- STATED EXERCISE: Copy all of the material below word for word, leaving out the pictures.

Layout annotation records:
»»
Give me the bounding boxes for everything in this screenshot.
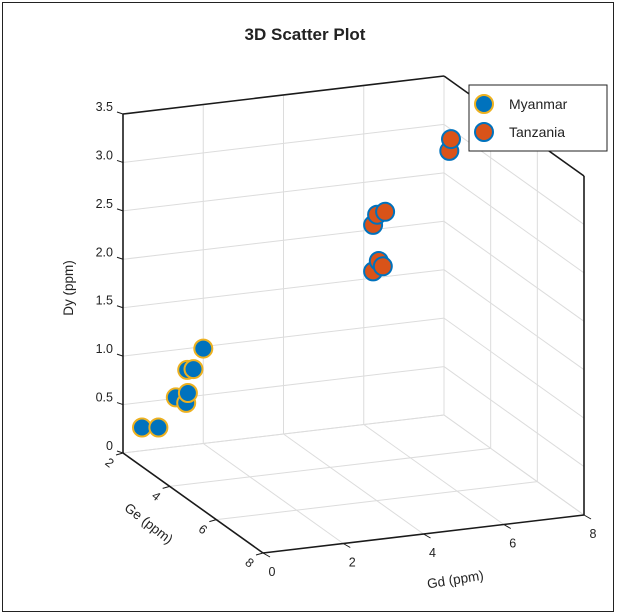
z-tick-label: 3.5 [96,100,113,114]
z-tick-label: 1.5 [96,294,113,308]
grid-side-z [443,269,585,371]
y-tick-label: 2 [102,455,116,470]
data-point-myanmar [148,417,169,438]
z-tick-mark [116,159,124,163]
grid-floor-x [283,433,424,535]
grid-floor-y [216,481,538,521]
data-point-myanmar [177,383,198,403]
y-axis-line [122,452,264,554]
y-axis-label: Ge (ppm) [122,500,176,547]
x-tick-label: 6 [509,537,516,551]
z-tick-mark [116,111,124,115]
data-point-myanmar [132,417,152,438]
grid-side-z [443,414,585,516]
grid-side-z [443,317,585,419]
z-tick-mark [116,256,124,260]
x-tick-label: 0 [269,565,276,579]
grid-side-z [443,220,585,322]
grid-floor-x [363,424,505,525]
grid-back-z [122,220,445,260]
y-tick-label: 6 [196,522,210,537]
x-tick-label: 4 [429,546,436,560]
data-points [132,129,461,438]
y-tick-mark [255,552,264,556]
box-edge-top-back [122,75,445,115]
z-tick-mark [116,353,124,357]
z-tick-label: 1.0 [96,342,113,356]
z-tick-label: 0.5 [96,391,113,405]
y-tick-mark [209,519,217,523]
data-point-myanmar [193,338,214,359]
data-point-tanzania [372,256,393,277]
legend-label-myanmar: Myanmar [509,96,568,112]
z-tick-label: 2.0 [96,245,113,259]
grid-side-z [443,124,585,225]
x-tick-mark [583,514,592,520]
legend: Myanmar Tanzania [468,84,608,152]
y-tick-label: 8 [242,555,256,570]
legend-marker-myanmar [474,94,494,114]
legend-marker-tanzania [474,122,494,142]
x-axis-label: Gd (ppm) [426,568,485,592]
grid-side-z [443,366,585,467]
y-tick-label: 4 [149,489,163,504]
grid-back-z [122,414,445,454]
x-tick-mark [262,552,271,558]
z-tick-label: 2.5 [96,197,113,211]
z-tick-label: 3.0 [96,148,113,162]
grid-back-z [122,269,445,309]
data-point-tanzania [375,201,396,222]
y-tick-mark [162,485,170,489]
grid-side-z [443,172,585,274]
grid-back-z [122,123,445,163]
x-tick-mark [343,543,351,548]
chart-title: 3D Scatter Plot [245,25,366,44]
data-point-tanzania [441,129,461,150]
grid-floor-x [202,443,344,544]
z-tick-label: 0 [106,439,113,453]
grid-back-z [122,317,445,357]
data-point-myanmar [183,359,204,380]
z-axis-label: Dy (ppm) [61,260,76,316]
grid-floor-y [169,447,491,487]
z-tick-mark [116,208,124,212]
x-tick-mark [503,524,511,529]
grid-back-z [122,172,445,212]
y-tick-mark [115,452,124,456]
x-tick-mark [423,533,431,539]
z-tick-mark [116,450,124,454]
z-tick-mark [116,305,124,309]
x-tick-label: 8 [590,527,597,541]
legend-label-tanzania: Tanzania [509,124,565,140]
legend-box [468,84,608,152]
x-tick-label: 2 [349,556,356,570]
z-tick-mark [116,402,124,406]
««
- ANSWER TO THE EXERCISE:
Give me the bounding boxes for everything in this screenshot.
z-tick-label: 3.5 [96,100,113,114]
z-tick-label: 1.5 [96,294,113,308]
grid-side-z [443,269,585,371]
y-tick-label: 2 [102,455,116,470]
data-point-myanmar [148,417,169,438]
z-tick-mark [116,159,124,163]
grid-floor-x [283,433,424,535]
grid-floor-y [216,481,538,521]
data-point-myanmar [177,383,198,403]
y-axis-line [122,452,264,554]
y-axis-label: Ge (ppm) [122,500,176,547]
x-tick-label: 6 [509,537,516,551]
z-tick-mark [116,111,124,115]
data-point-myanmar [132,417,152,438]
grid-side-z [443,414,585,516]
grid-side-z [443,317,585,419]
z-tick-mark [116,256,124,260]
x-tick-label: 0 [269,565,276,579]
grid-side-z [443,220,585,322]
grid-floor-x [363,424,505,525]
grid-back-z [122,220,445,260]
y-tick-label: 6 [196,522,210,537]
x-tick-label: 4 [429,546,436,560]
data-points [132,129,461,438]
y-tick-mark [255,552,264,556]
box-edge-top-back [122,75,445,115]
z-tick-mark [116,353,124,357]
z-tick-label: 1.0 [96,342,113,356]
z-tick-label: 0.5 [96,391,113,405]
y-tick-mark [209,519,217,523]
data-point-myanmar [193,338,214,359]
data-point-tanzania [372,256,393,277]
legend-label-myanmar: Myanmar [509,96,568,112]
z-tick-label: 2.0 [96,245,113,259]
grid-side-z [443,124,585,225]
x-tick-mark [583,514,592,520]
legend: Myanmar Tanzania [468,84,608,152]
y-tick-label: 8 [242,555,256,570]
legend-marker-myanmar [474,94,494,114]
legend-marker-tanzania [474,122,494,142]
x-axis-label: Gd (ppm) [426,568,485,592]
grid-side-z [443,366,585,467]
y-tick-label: 4 [149,489,163,504]
grid-back-z [122,414,445,454]
x-tick-mark [262,552,271,558]
z-tick-label: 2.5 [96,197,113,211]
z-tick-label: 3.0 [96,148,113,162]
grid-back-z [122,269,445,309]
data-point-tanzania [375,201,396,222]
y-tick-mark [162,485,170,489]
grid-side-z [443,172,585,274]
grid-back-z [122,123,445,163]
x-tick-mark [343,543,351,548]
chart-title: 3D Scatter Plot [245,25,366,44]
data-point-tanzania [441,129,461,150]
grid-floor-x [202,443,344,544]
z-tick-label: 0 [106,439,113,453]
grid-back-z [122,317,445,357]
data-point-myanmar [183,359,204,380]
z-axis-label: Dy (ppm) [61,260,76,316]
grid-floor-y [169,447,491,487]
z-tick-mark [116,208,124,212]
x-tick-mark [503,524,511,529]
grid-back-z [122,172,445,212]
y-tick-mark [115,452,124,456]
x-tick-mark [423,533,431,539]
z-tick-mark [116,450,124,454]
z-tick-mark [116,305,124,309]
x-tick-label: 8 [590,527,597,541]
legend-label-tanzania: Tanzania [509,124,565,140]
legend-box [468,84,608,152]
x-tick-label: 2 [349,556,356,570]
z-tick-mark [116,402,124,406]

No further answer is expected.